== Brief ==
Could you print every record below exactly as it appears?

== Stored data ==
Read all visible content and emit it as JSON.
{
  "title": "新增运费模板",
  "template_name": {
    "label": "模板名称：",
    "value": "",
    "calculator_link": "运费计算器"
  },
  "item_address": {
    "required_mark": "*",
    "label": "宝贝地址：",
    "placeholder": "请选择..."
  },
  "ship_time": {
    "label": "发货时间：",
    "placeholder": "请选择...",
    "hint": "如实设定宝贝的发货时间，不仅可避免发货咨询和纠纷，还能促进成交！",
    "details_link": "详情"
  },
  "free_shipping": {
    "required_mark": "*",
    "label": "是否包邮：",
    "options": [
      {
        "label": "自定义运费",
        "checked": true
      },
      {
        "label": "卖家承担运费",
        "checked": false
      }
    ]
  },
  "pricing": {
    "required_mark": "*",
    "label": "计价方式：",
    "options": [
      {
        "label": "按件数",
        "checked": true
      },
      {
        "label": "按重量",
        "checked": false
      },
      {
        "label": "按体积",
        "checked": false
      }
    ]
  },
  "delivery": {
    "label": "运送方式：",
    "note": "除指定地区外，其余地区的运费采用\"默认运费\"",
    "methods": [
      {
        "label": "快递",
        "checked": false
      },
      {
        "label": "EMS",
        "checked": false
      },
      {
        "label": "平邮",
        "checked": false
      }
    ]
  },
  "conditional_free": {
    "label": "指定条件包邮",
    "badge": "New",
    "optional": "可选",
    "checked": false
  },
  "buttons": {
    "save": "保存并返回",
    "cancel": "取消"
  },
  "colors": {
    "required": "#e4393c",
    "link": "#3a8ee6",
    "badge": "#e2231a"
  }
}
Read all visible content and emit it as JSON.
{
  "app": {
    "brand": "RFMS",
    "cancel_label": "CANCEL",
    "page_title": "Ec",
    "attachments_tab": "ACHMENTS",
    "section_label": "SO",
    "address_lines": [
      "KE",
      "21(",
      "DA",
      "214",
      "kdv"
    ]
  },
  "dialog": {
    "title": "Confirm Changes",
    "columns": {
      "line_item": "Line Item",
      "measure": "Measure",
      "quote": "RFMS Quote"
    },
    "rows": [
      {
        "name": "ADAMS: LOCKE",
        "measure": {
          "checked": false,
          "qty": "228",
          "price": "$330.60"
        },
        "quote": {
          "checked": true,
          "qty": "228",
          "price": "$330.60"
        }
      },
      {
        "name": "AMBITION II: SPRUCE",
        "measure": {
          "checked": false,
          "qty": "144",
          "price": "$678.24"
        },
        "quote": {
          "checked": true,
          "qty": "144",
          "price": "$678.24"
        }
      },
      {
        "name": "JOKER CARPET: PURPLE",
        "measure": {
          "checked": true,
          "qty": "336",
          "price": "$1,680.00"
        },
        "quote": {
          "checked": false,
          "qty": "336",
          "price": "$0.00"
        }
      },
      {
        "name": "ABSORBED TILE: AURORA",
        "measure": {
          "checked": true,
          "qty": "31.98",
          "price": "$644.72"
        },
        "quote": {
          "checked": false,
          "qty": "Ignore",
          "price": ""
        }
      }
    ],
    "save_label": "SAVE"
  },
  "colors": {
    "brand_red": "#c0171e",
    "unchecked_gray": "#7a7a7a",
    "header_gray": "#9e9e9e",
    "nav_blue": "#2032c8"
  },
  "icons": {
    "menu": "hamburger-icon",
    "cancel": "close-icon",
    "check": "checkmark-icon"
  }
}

== Output below ==
Read all visible content and emit it as JSON.
{
  "title": "新增运费模板",
  "template_name": {
    "label": "模板名称：",
    "value": "",
    "calculator_link": "运费计算器"
  },
  "item_address": {
    "required_mark": "*",
    "label": "宝贝地址：",
    "placeholder": "请选择..."
  },
  "ship_time": {
    "label": "发货时间：",
    "placeholder": "请选择...",
    "hint": "如实设定宝贝的发货时间，不仅可避免发货咨询和纠纷，还能促进成交！",
    "details_link": "详情"
  },
  "free_shipping": {
    "required_mark": "*",
    "label": "是否包邮：",
    "options": [
      {
        "label": "自定义运费",
        "checked": true
      },
      {
        "label": "卖家承担运费",
        "checked": false
      }
    ]
  },
  "pricing": {
    "required_mark": "*",
    "label": "计价方式：",
    "options": [
      {
        "label": "按件数",
        "checked": true
      },
      {
        "label": "按重量",
        "checked": false
      },
      {
        "label": "按体积",
        "checked": false
      }
    ]
  },
  "delivery": {
    "label": "运送方式：",
    "note": "除指定地区外，其余地区的运费采用\"默认运费\"",
    "methods": [
      {
        "label": "快递",
        "checked": false
      },
      {
        "label": "EMS",
        "checked": false
      },
      {
        "label": "平邮",
        "checked": false
      }
    ]
  },
  "conditional_free": {
    "label": "指定条件包邮",
    "badge": "New",
    "optional": "可选",
    "checked": false
  },
  "buttons": {
    "save": "保存并返回",
    "cancel": "取消"
  },
  "colors": {
    "required": "#e4393c",
    "link": "#3a8ee6",
    "badge": "#e2231a"
  }
}
Read all visible content and emit it as JSON.
{
  "app": {
    "brand": "RFMS",
    "cancel_label": "CANCEL",
    "page_title": "Ec",
    "attachments_tab": "ACHMENTS",
    "section_label": "SO",
    "address_lines": [
      "KE",
      "21(",
      "DA",
      "214",
      "kdv"
    ]
  },
  "dialog": {
    "title": "Confirm Changes",
    "columns": {
      "line_item": "Line Item",
      "measure": "Measure",
      "quote": "RFMS Quote"
    },
    "rows": [
      {
        "name": "ADAMS: LOCKE",
        "measure": {
          "checked": false,
          "qty": "228",
          "price": "$330.60"
        },
        "quote": {
          "checked": true,
          "qty": "228",
          "price": "$330.60"
        }
      },
      {
        "name": "AMBITION II: SPRUCE",
        "measure": {
          "checked": false,
          "qty": "144",
          "price": "$678.24"
        },
        "quote": {
          "checked": true,
          "qty": "144",
          "price": "$678.24"
        }
      },
      {
        "name": "JOKER CARPET: PURPLE",
        "measure": {
          "checked": true,
          "qty": "336",
          "price": "$1,680.00"
        },
        "quote": {
          "checked": false,
          "qty": "336",
          "price": "$0.00"
        }
      },
      {
        "name": "ABSORBED TILE: AURORA",
        "measure": {
          "checked": true,
          "qty": "31.98",
          "price": "$644.72"
        },
        "quote": {
          "checked": false,
          "qty": "Ignore",
          "price": ""
        }
      }
    ],
    "save_label": "SAVE"
  },
  "colors": {
    "brand_red": "#c0171e",
    "unchecked_gray": "#7a7a7a",
    "header_gray": "#9e9e9e",
    "nav_blue": "#2032c8"
  },
  "icons": {
    "menu": "hamburger-icon",
    "cancel": "close-icon",
    "check": "checkmark-icon"
  }
}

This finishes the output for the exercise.